=== Material for the task ===

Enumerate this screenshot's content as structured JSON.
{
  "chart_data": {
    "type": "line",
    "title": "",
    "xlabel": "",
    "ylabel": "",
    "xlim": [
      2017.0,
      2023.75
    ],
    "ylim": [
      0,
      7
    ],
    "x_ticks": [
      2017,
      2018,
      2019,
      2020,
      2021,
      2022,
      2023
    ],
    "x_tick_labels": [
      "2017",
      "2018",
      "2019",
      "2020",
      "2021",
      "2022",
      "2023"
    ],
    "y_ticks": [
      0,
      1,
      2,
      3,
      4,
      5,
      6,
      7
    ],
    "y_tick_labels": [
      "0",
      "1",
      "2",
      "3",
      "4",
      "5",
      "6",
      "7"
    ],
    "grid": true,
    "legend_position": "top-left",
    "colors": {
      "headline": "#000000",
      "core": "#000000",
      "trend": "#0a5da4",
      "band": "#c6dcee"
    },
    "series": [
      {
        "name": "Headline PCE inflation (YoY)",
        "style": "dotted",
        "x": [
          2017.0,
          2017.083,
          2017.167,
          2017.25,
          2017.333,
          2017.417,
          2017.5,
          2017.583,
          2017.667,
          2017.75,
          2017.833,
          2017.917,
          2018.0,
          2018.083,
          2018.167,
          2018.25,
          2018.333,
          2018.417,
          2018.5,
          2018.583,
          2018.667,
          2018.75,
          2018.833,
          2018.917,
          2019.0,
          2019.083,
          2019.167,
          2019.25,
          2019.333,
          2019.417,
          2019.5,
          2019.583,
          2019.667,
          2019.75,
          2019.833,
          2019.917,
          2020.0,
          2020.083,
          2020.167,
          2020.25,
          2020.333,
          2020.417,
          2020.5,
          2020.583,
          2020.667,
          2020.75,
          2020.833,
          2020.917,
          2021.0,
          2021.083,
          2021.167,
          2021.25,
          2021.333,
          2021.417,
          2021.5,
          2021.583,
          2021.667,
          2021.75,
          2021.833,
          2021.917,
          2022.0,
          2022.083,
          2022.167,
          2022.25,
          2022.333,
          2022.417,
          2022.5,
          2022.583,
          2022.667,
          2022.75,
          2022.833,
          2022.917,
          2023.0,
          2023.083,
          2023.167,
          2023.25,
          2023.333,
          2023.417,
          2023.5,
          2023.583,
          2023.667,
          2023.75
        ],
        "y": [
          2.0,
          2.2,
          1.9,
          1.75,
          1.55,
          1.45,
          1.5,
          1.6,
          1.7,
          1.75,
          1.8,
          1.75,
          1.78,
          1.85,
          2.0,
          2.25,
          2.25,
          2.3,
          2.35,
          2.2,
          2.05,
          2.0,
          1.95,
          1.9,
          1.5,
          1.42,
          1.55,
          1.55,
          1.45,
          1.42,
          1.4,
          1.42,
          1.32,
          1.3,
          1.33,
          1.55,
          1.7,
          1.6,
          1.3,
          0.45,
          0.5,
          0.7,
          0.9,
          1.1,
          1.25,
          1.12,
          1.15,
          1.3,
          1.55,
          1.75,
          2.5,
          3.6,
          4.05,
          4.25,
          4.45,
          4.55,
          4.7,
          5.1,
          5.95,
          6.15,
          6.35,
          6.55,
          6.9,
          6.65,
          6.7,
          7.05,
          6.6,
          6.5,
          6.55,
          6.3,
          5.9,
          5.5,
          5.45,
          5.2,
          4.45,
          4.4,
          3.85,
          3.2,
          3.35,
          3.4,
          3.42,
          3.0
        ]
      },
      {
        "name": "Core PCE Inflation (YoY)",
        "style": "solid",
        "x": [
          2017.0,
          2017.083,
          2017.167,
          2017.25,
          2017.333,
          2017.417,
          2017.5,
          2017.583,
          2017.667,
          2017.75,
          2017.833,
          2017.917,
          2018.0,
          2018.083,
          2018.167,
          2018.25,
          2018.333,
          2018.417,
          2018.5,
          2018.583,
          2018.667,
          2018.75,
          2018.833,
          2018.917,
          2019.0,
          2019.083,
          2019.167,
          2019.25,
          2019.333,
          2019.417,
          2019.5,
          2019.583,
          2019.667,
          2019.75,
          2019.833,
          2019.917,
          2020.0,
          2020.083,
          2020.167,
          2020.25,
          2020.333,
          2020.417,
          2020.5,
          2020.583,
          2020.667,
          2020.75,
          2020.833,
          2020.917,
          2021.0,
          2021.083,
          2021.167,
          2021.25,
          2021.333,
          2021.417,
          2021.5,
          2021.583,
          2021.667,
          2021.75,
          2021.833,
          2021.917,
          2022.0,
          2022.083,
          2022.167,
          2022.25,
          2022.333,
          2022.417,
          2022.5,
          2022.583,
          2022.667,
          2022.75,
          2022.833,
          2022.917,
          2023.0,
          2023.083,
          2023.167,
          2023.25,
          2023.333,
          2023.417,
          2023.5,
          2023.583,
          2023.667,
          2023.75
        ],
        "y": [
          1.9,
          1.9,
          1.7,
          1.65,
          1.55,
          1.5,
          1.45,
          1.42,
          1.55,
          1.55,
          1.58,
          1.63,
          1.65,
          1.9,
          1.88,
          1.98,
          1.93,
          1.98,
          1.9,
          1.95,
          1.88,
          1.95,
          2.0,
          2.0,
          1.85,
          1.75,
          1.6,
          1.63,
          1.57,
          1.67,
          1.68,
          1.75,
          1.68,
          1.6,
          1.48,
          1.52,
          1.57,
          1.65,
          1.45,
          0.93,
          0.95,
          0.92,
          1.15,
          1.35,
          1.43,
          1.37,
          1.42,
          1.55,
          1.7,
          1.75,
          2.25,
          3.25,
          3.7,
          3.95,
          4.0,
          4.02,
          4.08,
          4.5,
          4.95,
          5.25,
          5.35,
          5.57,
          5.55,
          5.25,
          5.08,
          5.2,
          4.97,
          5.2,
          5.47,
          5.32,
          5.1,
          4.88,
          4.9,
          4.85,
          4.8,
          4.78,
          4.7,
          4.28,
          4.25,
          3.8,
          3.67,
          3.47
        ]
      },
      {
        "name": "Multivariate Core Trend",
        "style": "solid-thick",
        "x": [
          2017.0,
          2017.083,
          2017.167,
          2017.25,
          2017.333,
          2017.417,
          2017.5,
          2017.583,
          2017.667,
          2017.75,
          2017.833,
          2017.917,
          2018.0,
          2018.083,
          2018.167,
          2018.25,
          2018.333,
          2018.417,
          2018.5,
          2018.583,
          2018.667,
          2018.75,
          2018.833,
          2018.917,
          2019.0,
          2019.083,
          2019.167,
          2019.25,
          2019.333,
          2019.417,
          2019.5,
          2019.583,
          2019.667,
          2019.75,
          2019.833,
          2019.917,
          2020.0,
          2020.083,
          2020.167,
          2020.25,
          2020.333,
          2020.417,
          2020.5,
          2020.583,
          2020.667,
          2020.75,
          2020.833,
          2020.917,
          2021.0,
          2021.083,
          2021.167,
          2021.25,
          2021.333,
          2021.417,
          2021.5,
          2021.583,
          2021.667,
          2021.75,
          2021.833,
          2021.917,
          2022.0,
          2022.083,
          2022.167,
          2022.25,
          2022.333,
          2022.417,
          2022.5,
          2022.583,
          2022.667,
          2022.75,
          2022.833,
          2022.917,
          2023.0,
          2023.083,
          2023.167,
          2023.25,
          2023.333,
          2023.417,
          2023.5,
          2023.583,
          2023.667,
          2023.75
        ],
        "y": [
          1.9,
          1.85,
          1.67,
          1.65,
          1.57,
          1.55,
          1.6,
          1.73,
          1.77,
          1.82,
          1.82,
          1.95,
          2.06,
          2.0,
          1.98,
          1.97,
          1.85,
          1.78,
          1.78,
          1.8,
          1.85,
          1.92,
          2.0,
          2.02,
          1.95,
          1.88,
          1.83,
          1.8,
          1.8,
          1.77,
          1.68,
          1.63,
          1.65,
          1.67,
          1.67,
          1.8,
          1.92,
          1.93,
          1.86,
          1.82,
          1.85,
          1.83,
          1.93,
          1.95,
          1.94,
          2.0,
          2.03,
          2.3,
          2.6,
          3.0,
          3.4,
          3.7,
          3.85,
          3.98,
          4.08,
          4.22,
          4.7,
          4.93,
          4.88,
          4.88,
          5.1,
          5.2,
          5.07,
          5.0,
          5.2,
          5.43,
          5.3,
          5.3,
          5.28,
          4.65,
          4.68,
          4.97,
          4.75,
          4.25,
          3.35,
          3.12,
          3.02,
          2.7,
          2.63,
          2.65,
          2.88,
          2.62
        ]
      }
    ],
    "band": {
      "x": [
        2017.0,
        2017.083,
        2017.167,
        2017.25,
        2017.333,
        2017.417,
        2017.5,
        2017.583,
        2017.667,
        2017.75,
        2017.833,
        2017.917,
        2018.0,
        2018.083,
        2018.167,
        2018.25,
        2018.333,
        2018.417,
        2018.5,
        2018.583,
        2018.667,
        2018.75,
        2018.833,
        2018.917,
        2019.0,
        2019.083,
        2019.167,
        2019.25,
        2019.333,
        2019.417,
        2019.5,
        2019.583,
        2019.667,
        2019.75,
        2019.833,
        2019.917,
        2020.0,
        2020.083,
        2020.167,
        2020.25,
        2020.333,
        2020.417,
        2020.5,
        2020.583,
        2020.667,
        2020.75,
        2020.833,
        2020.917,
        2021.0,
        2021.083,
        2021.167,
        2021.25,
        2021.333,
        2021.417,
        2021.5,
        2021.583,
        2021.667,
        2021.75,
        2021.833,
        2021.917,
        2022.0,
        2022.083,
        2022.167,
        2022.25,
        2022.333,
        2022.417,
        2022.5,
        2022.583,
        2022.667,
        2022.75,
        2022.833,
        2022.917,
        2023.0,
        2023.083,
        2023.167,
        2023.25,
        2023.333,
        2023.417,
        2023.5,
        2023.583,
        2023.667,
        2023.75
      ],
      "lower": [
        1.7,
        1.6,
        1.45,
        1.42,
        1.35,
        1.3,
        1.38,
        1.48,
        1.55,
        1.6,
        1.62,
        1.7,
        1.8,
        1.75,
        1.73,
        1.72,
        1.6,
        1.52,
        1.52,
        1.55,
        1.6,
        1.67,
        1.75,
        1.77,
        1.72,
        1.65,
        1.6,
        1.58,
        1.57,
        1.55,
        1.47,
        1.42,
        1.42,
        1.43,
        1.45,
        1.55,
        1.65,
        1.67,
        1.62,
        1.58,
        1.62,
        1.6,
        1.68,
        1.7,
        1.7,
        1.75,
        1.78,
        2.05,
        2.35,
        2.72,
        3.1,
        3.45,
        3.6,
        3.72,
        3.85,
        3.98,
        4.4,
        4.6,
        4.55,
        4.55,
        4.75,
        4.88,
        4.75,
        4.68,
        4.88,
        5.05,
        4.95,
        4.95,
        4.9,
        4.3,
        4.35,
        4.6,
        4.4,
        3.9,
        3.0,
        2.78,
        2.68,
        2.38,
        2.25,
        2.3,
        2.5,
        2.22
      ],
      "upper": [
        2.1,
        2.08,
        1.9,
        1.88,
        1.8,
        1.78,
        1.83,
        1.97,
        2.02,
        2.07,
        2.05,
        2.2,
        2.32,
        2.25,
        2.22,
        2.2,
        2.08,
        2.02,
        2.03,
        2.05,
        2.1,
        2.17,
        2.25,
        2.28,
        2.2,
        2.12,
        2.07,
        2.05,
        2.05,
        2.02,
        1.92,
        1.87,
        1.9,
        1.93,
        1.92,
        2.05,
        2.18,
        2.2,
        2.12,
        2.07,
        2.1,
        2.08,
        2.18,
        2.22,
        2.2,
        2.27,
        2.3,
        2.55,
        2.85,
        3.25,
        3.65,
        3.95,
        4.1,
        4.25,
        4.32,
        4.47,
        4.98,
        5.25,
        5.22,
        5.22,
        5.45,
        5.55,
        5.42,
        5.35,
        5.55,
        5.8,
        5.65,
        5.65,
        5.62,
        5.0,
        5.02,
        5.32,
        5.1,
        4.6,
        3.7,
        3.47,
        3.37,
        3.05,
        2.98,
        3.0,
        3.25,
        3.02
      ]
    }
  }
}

===

#### Instructions to follow:
Extract from the material all lines containing the string "name".

#### Answer in full:
        "name": "Headline PCE inflation (YoY)",
        "name": "Core PCE Inflation (YoY)",
        "name": "Multivariate Core Trend",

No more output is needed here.